Stated goal: Identify the lines that contain the word "from" and copy each one.

****************************************

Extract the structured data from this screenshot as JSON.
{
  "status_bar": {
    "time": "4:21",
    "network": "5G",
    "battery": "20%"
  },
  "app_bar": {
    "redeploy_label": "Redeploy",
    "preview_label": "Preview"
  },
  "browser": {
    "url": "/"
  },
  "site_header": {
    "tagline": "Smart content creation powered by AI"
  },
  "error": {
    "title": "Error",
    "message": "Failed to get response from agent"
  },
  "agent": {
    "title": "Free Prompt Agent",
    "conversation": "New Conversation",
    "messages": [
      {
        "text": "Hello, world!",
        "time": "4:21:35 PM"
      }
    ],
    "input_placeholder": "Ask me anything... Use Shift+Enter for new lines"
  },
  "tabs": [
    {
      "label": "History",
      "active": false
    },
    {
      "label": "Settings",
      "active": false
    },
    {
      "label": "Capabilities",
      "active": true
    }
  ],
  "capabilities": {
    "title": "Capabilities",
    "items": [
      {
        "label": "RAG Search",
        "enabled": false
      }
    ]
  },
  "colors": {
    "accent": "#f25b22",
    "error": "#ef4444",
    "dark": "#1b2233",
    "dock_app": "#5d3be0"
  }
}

****************************************

Solution to this problem:
Extract the structured data from this screenshot as JSON.
    "message": "Failed to get response from agent"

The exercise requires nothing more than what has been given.